(Source data)
****

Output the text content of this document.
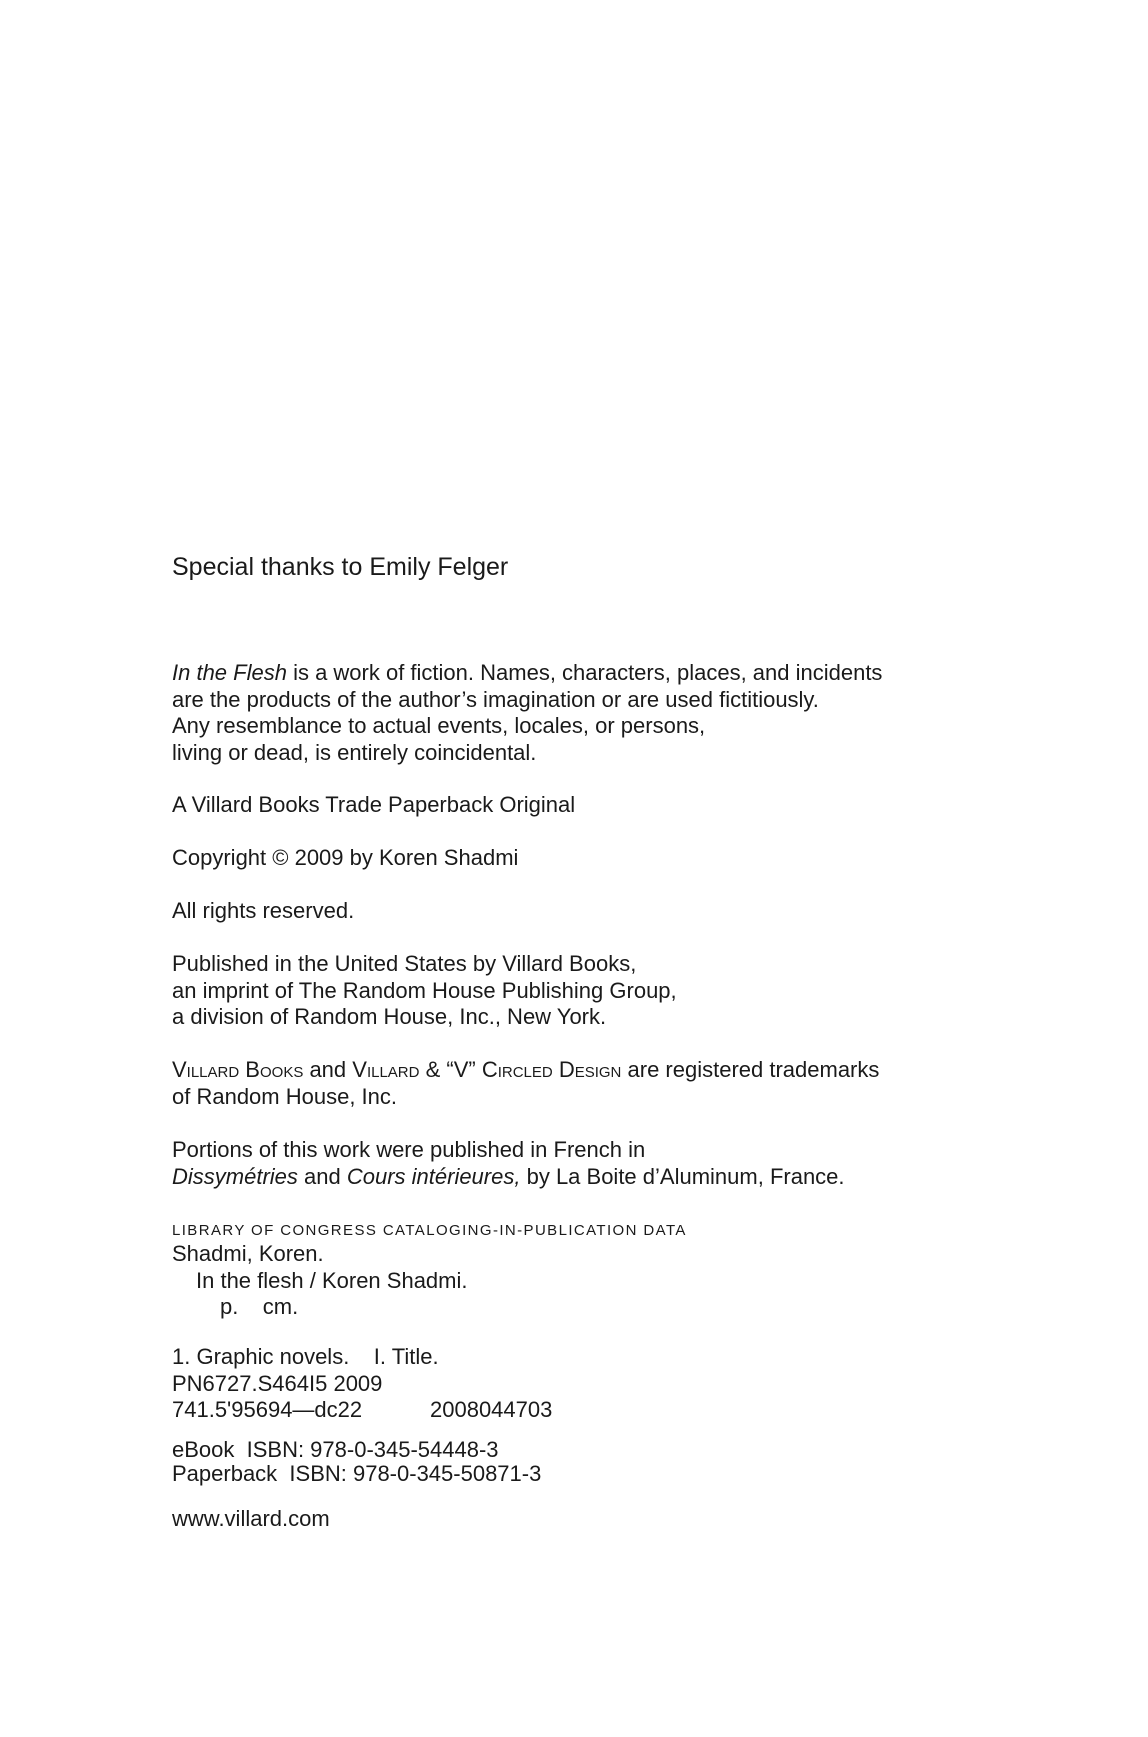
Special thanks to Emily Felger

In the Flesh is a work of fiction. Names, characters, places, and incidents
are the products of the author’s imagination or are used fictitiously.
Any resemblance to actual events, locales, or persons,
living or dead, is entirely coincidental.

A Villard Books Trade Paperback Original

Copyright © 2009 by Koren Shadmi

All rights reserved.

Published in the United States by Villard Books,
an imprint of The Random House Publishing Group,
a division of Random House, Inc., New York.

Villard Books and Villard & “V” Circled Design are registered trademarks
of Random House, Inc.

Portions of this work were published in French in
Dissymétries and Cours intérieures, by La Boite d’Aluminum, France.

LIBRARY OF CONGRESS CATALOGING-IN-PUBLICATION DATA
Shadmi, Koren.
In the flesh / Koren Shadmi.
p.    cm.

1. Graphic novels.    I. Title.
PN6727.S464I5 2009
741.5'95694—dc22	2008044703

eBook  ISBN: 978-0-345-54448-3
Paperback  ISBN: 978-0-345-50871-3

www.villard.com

****

- REQUIRED TASK -
Go through the records above, find every line with the word "Koren", and list those lines.

- SOLUTION -
Copyright © 2009 by Koren Shadmi
Shadmi, Koren.
In the flesh / Koren Shadmi.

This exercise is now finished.